====== ROWS
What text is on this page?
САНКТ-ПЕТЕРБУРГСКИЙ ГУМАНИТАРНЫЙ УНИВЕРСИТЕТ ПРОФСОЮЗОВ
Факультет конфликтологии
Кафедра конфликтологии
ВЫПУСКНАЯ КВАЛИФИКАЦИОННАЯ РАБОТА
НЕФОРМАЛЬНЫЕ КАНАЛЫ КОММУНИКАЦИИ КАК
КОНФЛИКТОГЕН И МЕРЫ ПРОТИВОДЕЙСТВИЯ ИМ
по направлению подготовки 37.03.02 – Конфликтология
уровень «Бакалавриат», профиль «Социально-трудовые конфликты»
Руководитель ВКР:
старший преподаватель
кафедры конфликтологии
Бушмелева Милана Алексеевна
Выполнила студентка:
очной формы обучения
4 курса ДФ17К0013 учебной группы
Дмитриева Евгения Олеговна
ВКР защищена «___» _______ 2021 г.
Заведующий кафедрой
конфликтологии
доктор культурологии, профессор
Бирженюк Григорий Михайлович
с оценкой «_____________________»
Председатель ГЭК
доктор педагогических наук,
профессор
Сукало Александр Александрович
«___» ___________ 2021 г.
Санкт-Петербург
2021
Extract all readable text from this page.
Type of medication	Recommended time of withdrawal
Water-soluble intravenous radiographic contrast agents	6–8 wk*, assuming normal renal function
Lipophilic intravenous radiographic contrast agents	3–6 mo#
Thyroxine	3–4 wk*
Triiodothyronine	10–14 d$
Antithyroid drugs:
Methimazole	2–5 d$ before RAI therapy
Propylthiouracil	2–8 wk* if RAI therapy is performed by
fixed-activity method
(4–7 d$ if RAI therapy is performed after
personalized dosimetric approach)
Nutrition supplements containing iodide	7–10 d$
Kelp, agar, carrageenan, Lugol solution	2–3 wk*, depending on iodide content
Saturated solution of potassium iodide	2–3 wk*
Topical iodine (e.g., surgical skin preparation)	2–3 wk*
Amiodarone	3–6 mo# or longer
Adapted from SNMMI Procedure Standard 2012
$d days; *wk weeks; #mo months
============
TASK
Exactly reproduce all of the entries above.

THE RESULT
What text is on this page?
САНКТ-ПЕТЕРБУРГСКИЙ ГУМАНИТАРНЫЙ УНИВЕРСИТЕТ ПРОФСОЮЗОВ
Факультет конфликтологии
Кафедра конфликтологии
ВЫПУСКНАЯ КВАЛИФИКАЦИОННАЯ РАБОТА
НЕФОРМАЛЬНЫЕ КАНАЛЫ КОММУНИКАЦИИ КАК
КОНФЛИКТОГЕН И МЕРЫ ПРОТИВОДЕЙСТВИЯ ИМ
по направлению подготовки 37.03.02 – Конфликтология
уровень «Бакалавриат», профиль «Социально-трудовые конфликты»
Руководитель ВКР:
старший преподаватель
кафедры конфликтологии
Бушмелева Милана Алексеевна
Выполнила студентка:
очной формы обучения
4 курса ДФ17К0013 учебной группы
Дмитриева Евгения Олеговна
ВКР защищена «___» _______ 2021 г.
Заведующий кафедрой
конфликтологии
доктор культурологии, профессор
Бирженюк Григорий Михайлович
с оценкой «_____________________»
Председатель ГЭК
доктор педагогических наук,
профессор
Сукало Александр Александрович
«___» ___________ 2021 г.
Санкт-Петербург
2021
Extract all readable text from this page.
Type of medication	Recommended time of withdrawal
Water-soluble intravenous radiographic contrast agents	6–8 wk*, assuming normal renal function
Lipophilic intravenous radiographic contrast agents	3–6 mo#
Thyroxine	3–4 wk*
Triiodothyronine	10–14 d$
Antithyroid drugs:
Methimazole	2–5 d$ before RAI therapy
Propylthiouracil	2–8 wk* if RAI therapy is performed by
fixed-activity method
(4–7 d$ if RAI therapy is performed after
personalized dosimetric approach)
Nutrition supplements containing iodide	7–10 d$
Kelp, agar, carrageenan, Lugol solution	2–3 wk*, depending on iodide content
Saturated solution of potassium iodide	2–3 wk*
Topical iodine (e.g., surgical skin preparation)	2–3 wk*
Amiodarone	3–6 mo# or longer
Adapted from SNMMI Procedure Standard 2012
$d days; *wk weeks; #mo months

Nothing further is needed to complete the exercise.